**Stated problem**
Below is the data. Give it again, complete and exact.

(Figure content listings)
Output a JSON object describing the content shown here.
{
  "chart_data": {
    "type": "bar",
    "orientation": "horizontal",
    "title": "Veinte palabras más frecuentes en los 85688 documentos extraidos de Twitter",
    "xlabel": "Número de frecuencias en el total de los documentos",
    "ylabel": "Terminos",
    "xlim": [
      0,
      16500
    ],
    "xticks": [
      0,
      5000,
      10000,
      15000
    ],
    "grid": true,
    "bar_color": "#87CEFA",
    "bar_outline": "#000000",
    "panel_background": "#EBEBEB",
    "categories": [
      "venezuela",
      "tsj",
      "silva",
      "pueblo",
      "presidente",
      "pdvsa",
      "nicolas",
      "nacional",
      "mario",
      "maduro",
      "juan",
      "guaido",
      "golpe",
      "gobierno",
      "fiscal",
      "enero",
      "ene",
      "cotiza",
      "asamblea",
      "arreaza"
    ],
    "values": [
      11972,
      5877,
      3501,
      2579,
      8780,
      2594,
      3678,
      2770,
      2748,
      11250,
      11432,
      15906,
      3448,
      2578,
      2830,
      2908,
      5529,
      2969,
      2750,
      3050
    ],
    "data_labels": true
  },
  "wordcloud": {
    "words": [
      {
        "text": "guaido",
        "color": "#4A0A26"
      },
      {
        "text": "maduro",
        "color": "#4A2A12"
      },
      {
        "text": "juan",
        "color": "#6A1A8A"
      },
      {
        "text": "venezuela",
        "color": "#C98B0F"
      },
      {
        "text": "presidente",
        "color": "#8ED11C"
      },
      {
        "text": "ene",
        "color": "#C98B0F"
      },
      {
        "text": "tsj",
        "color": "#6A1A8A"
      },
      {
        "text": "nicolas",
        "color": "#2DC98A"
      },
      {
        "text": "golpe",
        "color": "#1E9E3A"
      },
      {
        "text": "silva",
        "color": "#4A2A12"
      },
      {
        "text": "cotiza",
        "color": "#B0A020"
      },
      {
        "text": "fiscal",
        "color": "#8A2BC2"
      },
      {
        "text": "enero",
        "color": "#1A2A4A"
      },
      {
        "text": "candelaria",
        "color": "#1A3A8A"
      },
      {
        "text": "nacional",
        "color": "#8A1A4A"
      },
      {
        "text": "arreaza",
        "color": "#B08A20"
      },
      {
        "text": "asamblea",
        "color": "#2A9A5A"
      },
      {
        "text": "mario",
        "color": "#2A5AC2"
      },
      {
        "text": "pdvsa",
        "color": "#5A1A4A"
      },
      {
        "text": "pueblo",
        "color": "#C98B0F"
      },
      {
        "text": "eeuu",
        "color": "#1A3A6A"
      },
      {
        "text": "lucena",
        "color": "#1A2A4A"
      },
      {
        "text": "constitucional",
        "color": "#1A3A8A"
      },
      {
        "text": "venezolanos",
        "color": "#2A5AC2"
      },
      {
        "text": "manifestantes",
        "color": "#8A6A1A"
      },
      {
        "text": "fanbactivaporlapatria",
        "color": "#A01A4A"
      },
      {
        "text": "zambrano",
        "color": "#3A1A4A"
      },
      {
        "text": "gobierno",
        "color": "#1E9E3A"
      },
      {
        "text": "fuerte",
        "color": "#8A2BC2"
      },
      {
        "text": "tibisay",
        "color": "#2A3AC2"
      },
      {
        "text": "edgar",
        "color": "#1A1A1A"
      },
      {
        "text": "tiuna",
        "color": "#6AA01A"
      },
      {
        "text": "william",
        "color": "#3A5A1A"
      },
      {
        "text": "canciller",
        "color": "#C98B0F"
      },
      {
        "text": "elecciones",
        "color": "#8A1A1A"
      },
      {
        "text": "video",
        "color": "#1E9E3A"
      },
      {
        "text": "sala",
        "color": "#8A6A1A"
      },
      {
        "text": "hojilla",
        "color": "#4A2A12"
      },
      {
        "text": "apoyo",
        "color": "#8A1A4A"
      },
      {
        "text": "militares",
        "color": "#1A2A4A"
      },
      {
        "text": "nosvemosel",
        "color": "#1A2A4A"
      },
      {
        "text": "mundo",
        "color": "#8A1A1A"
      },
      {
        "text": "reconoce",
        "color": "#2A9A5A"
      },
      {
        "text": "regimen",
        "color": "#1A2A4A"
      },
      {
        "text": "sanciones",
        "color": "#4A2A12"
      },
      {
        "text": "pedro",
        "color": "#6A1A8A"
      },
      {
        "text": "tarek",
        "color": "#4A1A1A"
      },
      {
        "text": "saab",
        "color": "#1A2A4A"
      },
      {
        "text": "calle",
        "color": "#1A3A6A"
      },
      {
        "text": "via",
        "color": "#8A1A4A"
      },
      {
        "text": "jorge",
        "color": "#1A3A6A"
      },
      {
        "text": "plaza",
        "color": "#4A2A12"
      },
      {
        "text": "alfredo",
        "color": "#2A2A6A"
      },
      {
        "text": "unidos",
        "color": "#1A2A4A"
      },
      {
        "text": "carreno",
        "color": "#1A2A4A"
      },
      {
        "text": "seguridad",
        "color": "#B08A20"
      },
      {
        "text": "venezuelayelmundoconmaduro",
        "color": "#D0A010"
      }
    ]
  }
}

**In response**
Output a JSON object describing the content shown here.
{
  "chart_data": {
    "type": "bar",
    "orientation": "horizontal",
    "title": "Veinte palabras más frecuentes en los 85688 documentos extraidos de Twitter",
    "xlabel": "Número de frecuencias en el total de los documentos",
    "ylabel": "Terminos",
    "xlim": [
      0,
      16500
    ],
    "xticks": [
      0,
      5000,
      10000,
      15000
    ],
    "grid": true,
    "bar_color": "#87CEFA",
    "bar_outline": "#000000",
    "panel_background": "#EBEBEB",
    "categories": [
      "venezuela",
      "tsj",
      "silva",
      "pueblo",
      "presidente",
      "pdvsa",
      "nicolas",
      "nacional",
      "mario",
      "maduro",
      "juan",
      "guaido",
      "golpe",
      "gobierno",
      "fiscal",
      "enero",
      "ene",
      "cotiza",
      "asamblea",
      "arreaza"
    ],
    "values": [
      11972,
      5877,
      3501,
      2579,
      8780,
      2594,
      3678,
      2770,
      2748,
      11250,
      11432,
      15906,
      3448,
      2578,
      2830,
      2908,
      5529,
      2969,
      2750,
      3050
    ],
    "data_labels": true
  },
  "wordcloud": {
    "words": [
      {
        "text": "guaido",
        "color": "#4A0A26"
      },
      {
        "text": "maduro",
        "color": "#4A2A12"
      },
      {
        "text": "juan",
        "color": "#6A1A8A"
      },
      {
        "text": "venezuela",
        "color": "#C98B0F"
      },
      {
        "text": "presidente",
        "color": "#8ED11C"
      },
      {
        "text": "ene",
        "color": "#C98B0F"
      },
      {
        "text": "tsj",
        "color": "#6A1A8A"
      },
      {
        "text": "nicolas",
        "color": "#2DC98A"
      },
      {
        "text": "golpe",
        "color": "#1E9E3A"
      },
      {
        "text": "silva",
        "color": "#4A2A12"
      },
      {
        "text": "cotiza",
        "color": "#B0A020"
      },
      {
        "text": "fiscal",
        "color": "#8A2BC2"
      },
      {
        "text": "enero",
        "color": "#1A2A4A"
      },
      {
        "text": "candelaria",
        "color": "#1A3A8A"
      },
      {
        "text": "nacional",
        "color": "#8A1A4A"
      },
      {
        "text": "arreaza",
        "color": "#B08A20"
      },
      {
        "text": "asamblea",
        "color": "#2A9A5A"
      },
      {
        "text": "mario",
        "color": "#2A5AC2"
      },
      {
        "text": "pdvsa",
        "color": "#5A1A4A"
      },
      {
        "text": "pueblo",
        "color": "#C98B0F"
      },
      {
        "text": "eeuu",
        "color": "#1A3A6A"
      },
      {
        "text": "lucena",
        "color": "#1A2A4A"
      },
      {
        "text": "constitucional",
        "color": "#1A3A8A"
      },
      {
        "text": "venezolanos",
        "color": "#2A5AC2"
      },
      {
        "text": "manifestantes",
        "color": "#8A6A1A"
      },
      {
        "text": "fanbactivaporlapatria",
        "color": "#A01A4A"
      },
      {
        "text": "zambrano",
        "color": "#3A1A4A"
      },
      {
        "text": "gobierno",
        "color": "#1E9E3A"
      },
      {
        "text": "fuerte",
        "color": "#8A2BC2"
      },
      {
        "text": "tibisay",
        "color": "#2A3AC2"
      },
      {
        "text": "edgar",
        "color": "#1A1A1A"
      },
      {
        "text": "tiuna",
        "color": "#6AA01A"
      },
      {
        "text": "william",
        "color": "#3A5A1A"
      },
      {
        "text": "canciller",
        "color": "#C98B0F"
      },
      {
        "text": "elecciones",
        "color": "#8A1A1A"
      },
      {
        "text": "video",
        "color": "#1E9E3A"
      },
      {
        "text": "sala",
        "color": "#8A6A1A"
      },
      {
        "text": "hojilla",
        "color": "#4A2A12"
      },
      {
        "text": "apoyo",
        "color": "#8A1A4A"
      },
      {
        "text": "militares",
        "color": "#1A2A4A"
      },
      {
        "text": "nosvemosel",
        "color": "#1A2A4A"
      },
      {
        "text": "mundo",
        "color": "#8A1A1A"
      },
      {
        "text": "reconoce",
        "color": "#2A9A5A"
      },
      {
        "text": "regimen",
        "color": "#1A2A4A"
      },
      {
        "text": "sanciones",
        "color": "#4A2A12"
      },
      {
        "text": "pedro",
        "color": "#6A1A8A"
      },
      {
        "text": "tarek",
        "color": "#4A1A1A"
      },
      {
        "text": "saab",
        "color": "#1A2A4A"
      },
      {
        "text": "calle",
        "color": "#1A3A6A"
      },
      {
        "text": "via",
        "color": "#8A1A4A"
      },
      {
        "text": "jorge",
        "color": "#1A3A6A"
      },
      {
        "text": "plaza",
        "color": "#4A2A12"
      },
      {
        "text": "alfredo",
        "color": "#2A2A6A"
      },
      {
        "text": "unidos",
        "color": "#1A2A4A"
      },
      {
        "text": "carreno",
        "color": "#1A2A4A"
      },
      {
        "text": "seguridad",
        "color": "#B08A20"
      },
      {
        "text": "venezuelayelmundoconmaduro",
        "color": "#D0A010"
      }
    ]
  }
}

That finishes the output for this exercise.